== Stated problem ==
Write out the lines of the records below as a JSON list of strings, one string per line with blank lines omitted, covering everything from the start of the records through the line that contains "The first data stream 181 is at (308, 512).", both ends included. Leave the pictures out of your answer.

== Data section ==
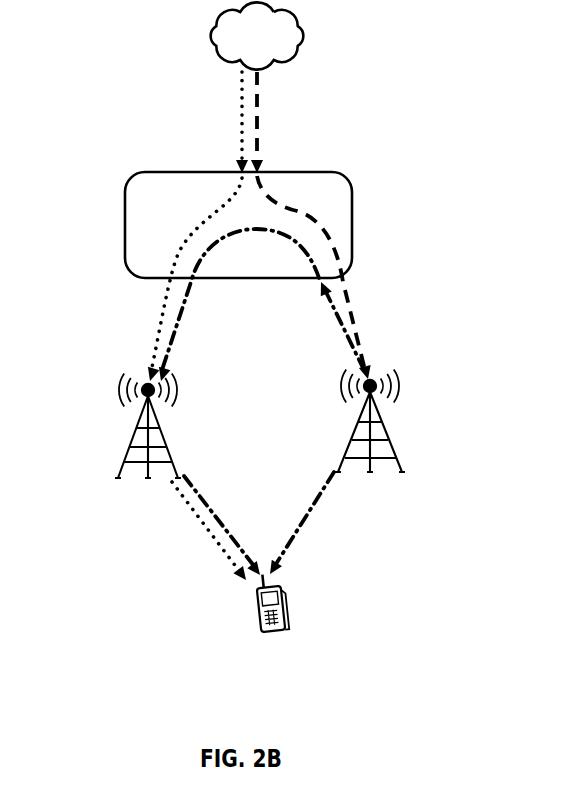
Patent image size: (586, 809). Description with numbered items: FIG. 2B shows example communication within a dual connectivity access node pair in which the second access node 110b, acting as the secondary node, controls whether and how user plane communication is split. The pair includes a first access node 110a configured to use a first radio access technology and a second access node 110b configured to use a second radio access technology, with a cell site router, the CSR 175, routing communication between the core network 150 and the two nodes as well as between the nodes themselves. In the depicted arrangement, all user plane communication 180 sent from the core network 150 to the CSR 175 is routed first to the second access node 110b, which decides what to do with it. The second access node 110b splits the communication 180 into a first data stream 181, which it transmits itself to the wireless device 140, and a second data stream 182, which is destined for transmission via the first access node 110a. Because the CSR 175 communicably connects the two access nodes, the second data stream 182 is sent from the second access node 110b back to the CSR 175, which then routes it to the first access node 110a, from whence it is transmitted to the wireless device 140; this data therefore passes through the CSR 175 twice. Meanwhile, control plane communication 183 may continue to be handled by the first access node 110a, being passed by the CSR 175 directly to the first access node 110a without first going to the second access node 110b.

The core network 150 is at (273, 50).
The cell site router 175 is at (165, 254).
The control plane communication 183 is at (240, 97).
The user plane communication 180 is at (258, 140).
The second data stream 182 is at (338, 316).
The first data stream 181 is at (308, 512).
The first access node 110a is at (121, 462).
The second access node 110b is at (396, 459).
The wireless device 140 is at (259, 604).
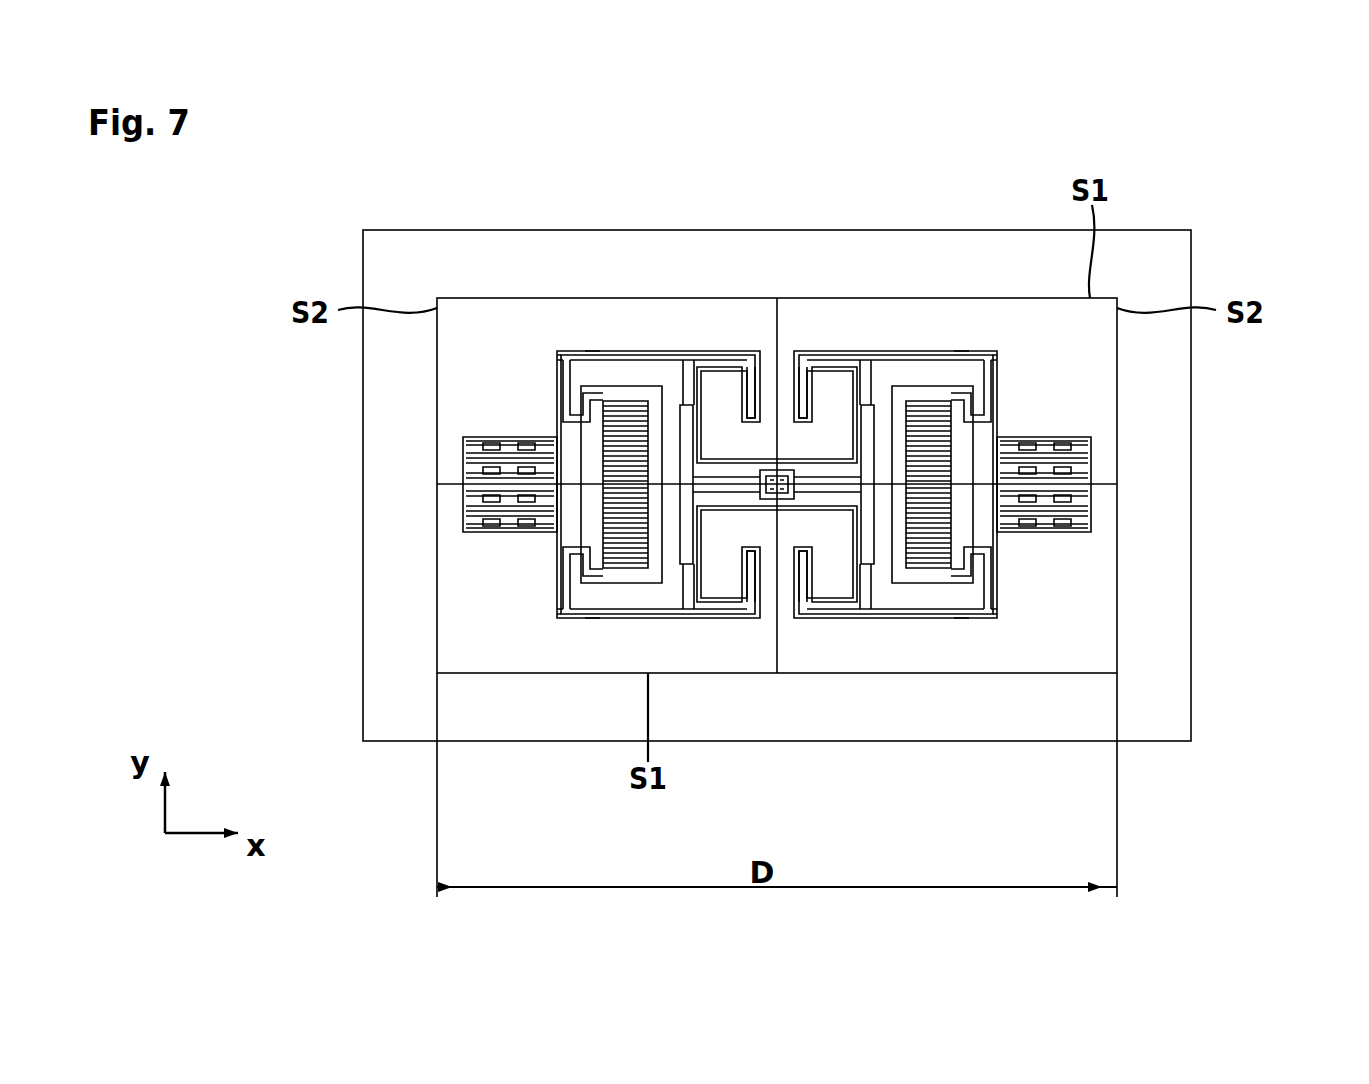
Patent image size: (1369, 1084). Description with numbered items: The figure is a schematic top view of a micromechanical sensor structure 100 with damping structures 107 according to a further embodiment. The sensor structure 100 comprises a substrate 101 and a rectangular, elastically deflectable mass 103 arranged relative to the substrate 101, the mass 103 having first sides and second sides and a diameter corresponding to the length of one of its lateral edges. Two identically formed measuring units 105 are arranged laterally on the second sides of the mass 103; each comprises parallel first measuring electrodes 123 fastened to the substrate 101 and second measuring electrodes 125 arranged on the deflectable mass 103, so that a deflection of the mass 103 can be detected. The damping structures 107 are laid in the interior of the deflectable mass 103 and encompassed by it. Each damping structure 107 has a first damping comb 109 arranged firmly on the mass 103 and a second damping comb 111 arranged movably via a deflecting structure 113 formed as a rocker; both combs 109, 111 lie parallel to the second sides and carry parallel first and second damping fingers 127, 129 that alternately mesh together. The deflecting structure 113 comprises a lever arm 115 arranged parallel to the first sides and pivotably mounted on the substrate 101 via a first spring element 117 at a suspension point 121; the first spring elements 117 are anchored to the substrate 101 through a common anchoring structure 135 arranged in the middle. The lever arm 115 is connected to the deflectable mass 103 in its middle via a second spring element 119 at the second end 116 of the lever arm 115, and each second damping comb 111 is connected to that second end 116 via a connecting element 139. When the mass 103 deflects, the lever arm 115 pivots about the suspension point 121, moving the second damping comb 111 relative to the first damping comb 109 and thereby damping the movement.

== Output for this exercise ==
[
  "Patent image size: (586, 809). Description with numbered items: FIG. 2B shows example communication within a dual connectivity access node pair in which the second access node 110b, acting as the secondary node, controls whether and how user plane communication is split. The pair includes a first access node 110a configured to use a first radio access technology and a second access node 110b configured to use a second radio access technology, with a cell site router, the CSR 175, routing communication between the core network 150 and the two nodes as well as between the nodes themselves. In the depicted arrangement, all user plane communication 180 sent from the core network 150 to the CSR 175 is routed first to the second access node 110b, which decides what to do with it. The second access node 110b splits the communication 180 into a first data stream 181, which it transmits itself to the wireless device 140, and a second data stream 182, which is destined for transmission via the first access node 110a. Because the CSR 175 communicably connects the two access nodes, the second data stream 182 is sent from the second access node 110b back to the CSR 175, which then routes it to the first access node 110a, from whence it is transmitted to the wireless device 140; this data therefore passes through the CSR 175 twice. Meanwhile, control plane communication 183 may continue to be handled by the first access node 110a, being passed by the CSR 175 directly to the first access node 110a without first going to the second access node 110b.",
  "The core network 150 is at (273, 50).",
  "The cell site router 175 is at (165, 254).",
  "The control plane communication 183 is at (240, 97).",
  "The user plane communication 180 is at (258, 140).",
  "The second data stream 182 is at (338, 316).",
  "The first data stream 181 is at (308, 512)."
]